JOB ▸ Quote every line of the entries below verbatim, omitting the pictures.

------------------------------------

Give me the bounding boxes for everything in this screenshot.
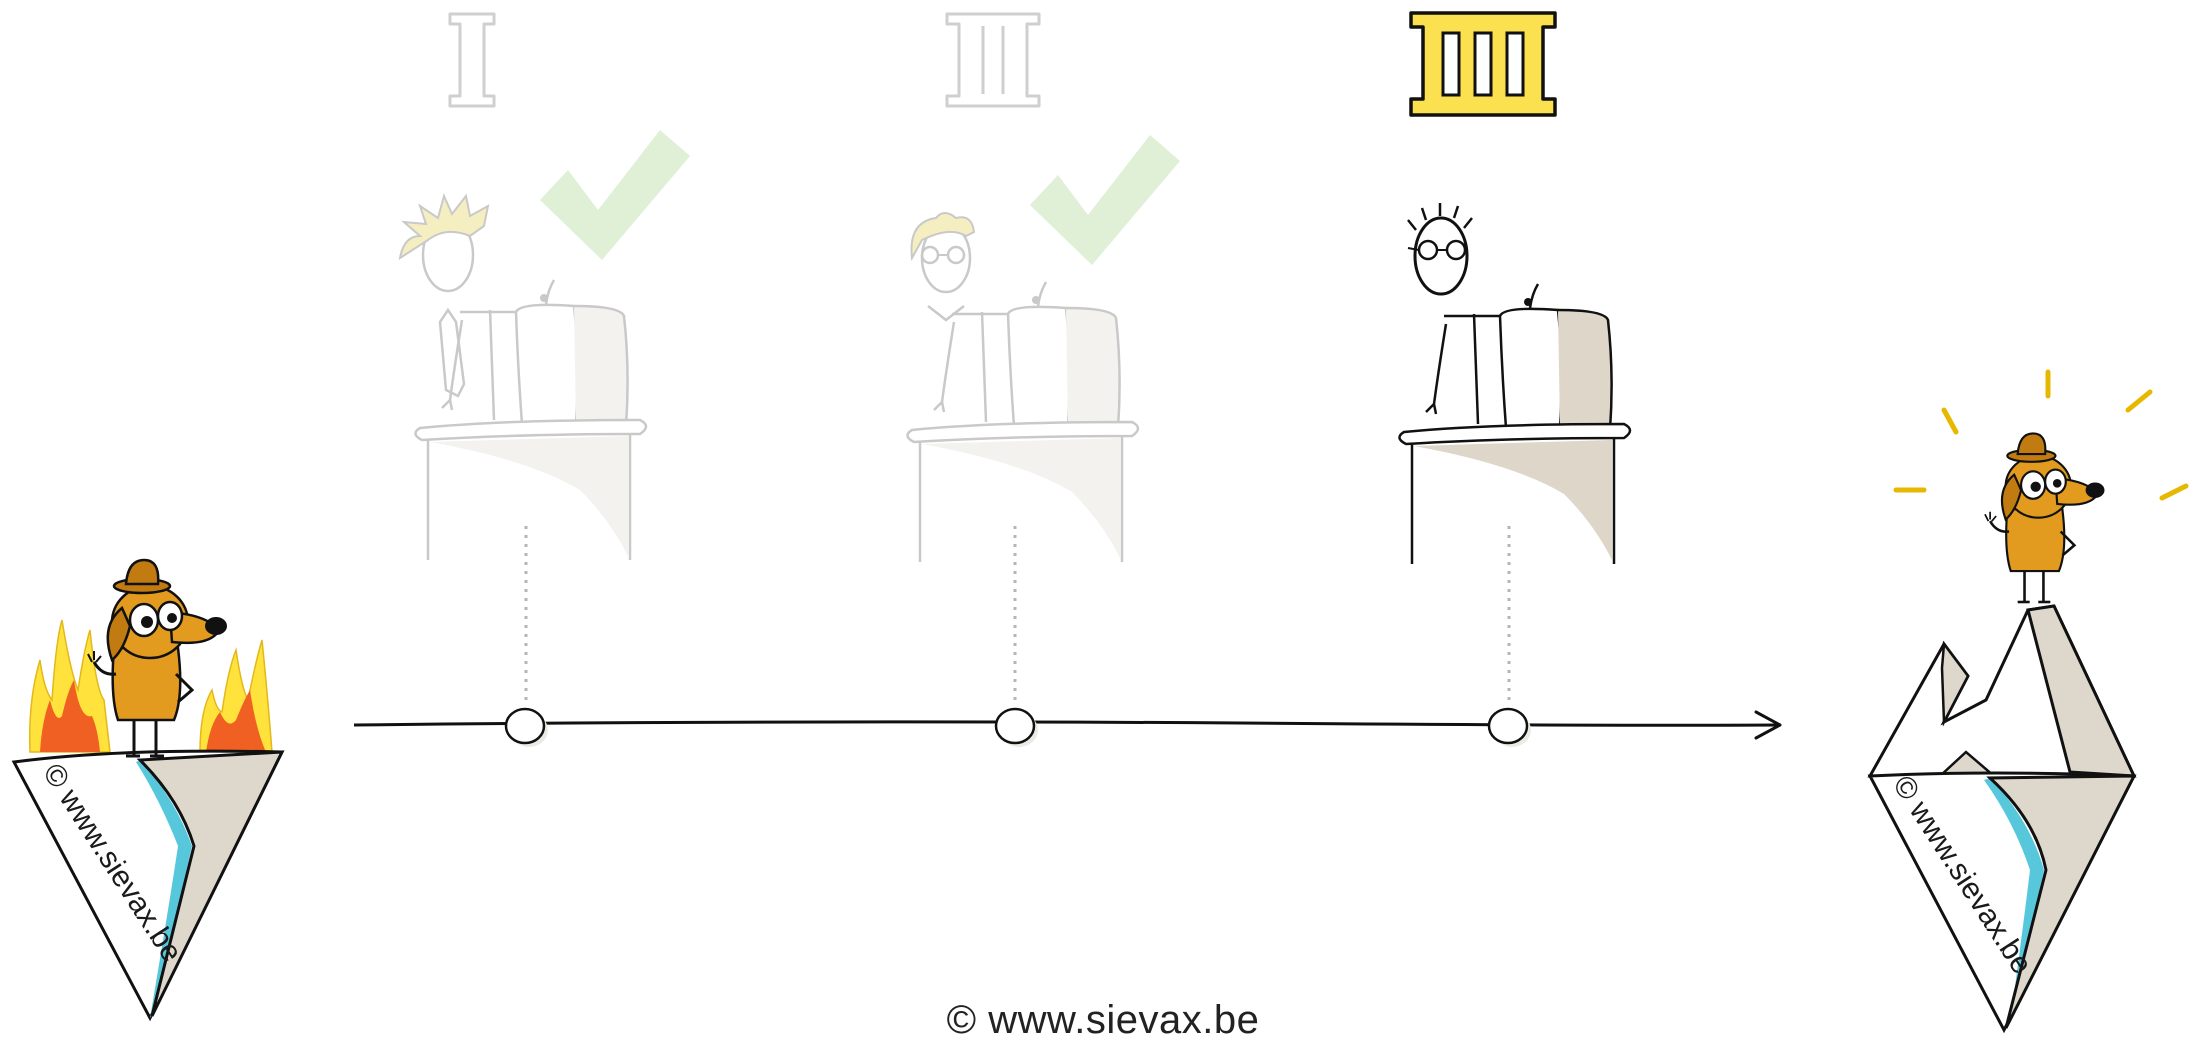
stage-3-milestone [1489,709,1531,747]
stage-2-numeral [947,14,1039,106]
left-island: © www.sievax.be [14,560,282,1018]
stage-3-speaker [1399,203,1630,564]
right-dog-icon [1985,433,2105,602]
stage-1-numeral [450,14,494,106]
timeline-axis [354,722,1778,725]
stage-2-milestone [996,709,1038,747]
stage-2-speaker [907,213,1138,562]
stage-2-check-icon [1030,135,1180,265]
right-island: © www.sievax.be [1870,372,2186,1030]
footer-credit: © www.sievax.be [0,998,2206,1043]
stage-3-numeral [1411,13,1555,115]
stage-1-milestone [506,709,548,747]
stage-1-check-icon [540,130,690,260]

------------------------------------

ANSWER TO THE TASK ▸
Give me the bounding boxes for everything in this screenshot.
stage-3-milestone [1489,709,1531,747]
stage-2-numeral [947,14,1039,106]
left-island: © www.sievax.be [14,560,282,1018]
stage-3-speaker [1399,203,1630,564]
right-dog-icon [1985,433,2105,602]
stage-1-numeral [450,14,494,106]
timeline-axis [354,722,1778,725]
stage-2-milestone [996,709,1038,747]
stage-2-speaker [907,213,1138,562]
stage-2-check-icon [1030,135,1180,265]
right-island: © www.sievax.be [1870,372,2186,1030]
footer-credit: © www.sievax.be [0,998,2206,1043]
stage-3-numeral [1411,13,1555,115]
stage-1-milestone [506,709,548,747]
stage-1-check-icon [540,130,690,260]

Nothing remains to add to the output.